Task statement: For every line in the entries that contains "bodies", show the whole line.

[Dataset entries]

· · · · · · ·

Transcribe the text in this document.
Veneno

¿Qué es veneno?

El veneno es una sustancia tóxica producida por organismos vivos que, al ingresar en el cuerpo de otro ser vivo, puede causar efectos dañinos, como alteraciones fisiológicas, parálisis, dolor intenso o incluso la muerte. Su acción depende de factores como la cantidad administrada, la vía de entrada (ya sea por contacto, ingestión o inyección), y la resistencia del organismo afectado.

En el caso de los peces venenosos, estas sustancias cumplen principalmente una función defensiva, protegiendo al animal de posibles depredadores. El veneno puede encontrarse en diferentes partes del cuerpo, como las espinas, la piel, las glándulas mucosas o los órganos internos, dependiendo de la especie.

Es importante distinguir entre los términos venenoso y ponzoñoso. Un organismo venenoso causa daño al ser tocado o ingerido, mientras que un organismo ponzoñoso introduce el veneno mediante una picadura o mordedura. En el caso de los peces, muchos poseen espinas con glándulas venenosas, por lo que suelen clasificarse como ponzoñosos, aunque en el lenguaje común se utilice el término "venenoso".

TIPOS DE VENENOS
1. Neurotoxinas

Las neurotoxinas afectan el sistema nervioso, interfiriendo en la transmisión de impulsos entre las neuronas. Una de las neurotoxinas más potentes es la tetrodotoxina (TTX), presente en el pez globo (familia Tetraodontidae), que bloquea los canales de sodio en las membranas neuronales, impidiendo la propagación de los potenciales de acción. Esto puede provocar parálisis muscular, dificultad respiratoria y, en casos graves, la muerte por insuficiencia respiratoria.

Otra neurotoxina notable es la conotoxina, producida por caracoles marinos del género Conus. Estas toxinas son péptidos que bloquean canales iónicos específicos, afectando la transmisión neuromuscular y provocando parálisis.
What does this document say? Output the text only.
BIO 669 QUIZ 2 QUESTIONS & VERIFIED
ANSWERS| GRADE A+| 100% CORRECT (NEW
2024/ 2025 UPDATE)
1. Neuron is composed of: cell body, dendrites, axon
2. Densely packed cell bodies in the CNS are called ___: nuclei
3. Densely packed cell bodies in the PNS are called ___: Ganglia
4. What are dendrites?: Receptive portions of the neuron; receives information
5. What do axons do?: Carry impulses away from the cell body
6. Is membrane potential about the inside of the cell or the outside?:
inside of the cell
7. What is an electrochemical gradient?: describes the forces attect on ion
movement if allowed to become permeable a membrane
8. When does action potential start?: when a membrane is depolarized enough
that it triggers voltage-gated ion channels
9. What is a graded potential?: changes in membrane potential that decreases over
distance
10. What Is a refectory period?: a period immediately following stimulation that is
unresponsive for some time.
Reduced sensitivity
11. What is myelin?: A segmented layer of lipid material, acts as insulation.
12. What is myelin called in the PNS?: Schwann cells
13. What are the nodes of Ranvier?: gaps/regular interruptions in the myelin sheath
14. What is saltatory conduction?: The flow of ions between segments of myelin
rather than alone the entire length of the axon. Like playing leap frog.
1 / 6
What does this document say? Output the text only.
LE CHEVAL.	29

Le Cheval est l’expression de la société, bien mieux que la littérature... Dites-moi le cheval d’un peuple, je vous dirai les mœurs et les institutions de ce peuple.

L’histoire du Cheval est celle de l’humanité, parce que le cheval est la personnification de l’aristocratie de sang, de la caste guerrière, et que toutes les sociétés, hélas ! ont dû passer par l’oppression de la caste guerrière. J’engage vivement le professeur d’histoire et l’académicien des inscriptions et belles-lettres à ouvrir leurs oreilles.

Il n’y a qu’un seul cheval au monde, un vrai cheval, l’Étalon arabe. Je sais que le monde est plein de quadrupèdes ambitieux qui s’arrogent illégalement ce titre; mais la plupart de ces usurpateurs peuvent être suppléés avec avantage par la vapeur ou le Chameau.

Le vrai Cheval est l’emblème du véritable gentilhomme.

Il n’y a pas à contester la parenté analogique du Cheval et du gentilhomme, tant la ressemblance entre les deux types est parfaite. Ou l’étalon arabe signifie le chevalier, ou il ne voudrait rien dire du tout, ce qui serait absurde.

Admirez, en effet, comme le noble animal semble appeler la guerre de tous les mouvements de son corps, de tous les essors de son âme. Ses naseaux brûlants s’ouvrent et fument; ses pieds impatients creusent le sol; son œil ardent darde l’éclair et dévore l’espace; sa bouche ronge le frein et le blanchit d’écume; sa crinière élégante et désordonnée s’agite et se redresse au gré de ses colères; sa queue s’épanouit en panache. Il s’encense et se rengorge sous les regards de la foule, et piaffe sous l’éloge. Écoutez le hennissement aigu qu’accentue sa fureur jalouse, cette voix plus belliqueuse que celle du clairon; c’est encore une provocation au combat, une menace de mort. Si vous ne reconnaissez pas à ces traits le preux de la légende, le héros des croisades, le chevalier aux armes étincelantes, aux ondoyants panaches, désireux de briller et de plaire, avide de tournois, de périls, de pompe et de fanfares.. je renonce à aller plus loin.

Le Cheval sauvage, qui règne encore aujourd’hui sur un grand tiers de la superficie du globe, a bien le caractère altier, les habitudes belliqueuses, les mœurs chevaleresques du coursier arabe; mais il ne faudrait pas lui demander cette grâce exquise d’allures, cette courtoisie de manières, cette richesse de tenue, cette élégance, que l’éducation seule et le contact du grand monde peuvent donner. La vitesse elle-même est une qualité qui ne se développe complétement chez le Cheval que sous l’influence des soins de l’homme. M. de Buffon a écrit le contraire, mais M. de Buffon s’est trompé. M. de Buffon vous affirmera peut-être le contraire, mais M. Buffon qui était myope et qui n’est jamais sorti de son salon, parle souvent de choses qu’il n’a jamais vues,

· · · · · · ·

Exercise response:
2. Densely packed cell bodies in the CNS are called ___: nuclei
3. Densely packed cell bodies in the PNS are called ___: Ganglia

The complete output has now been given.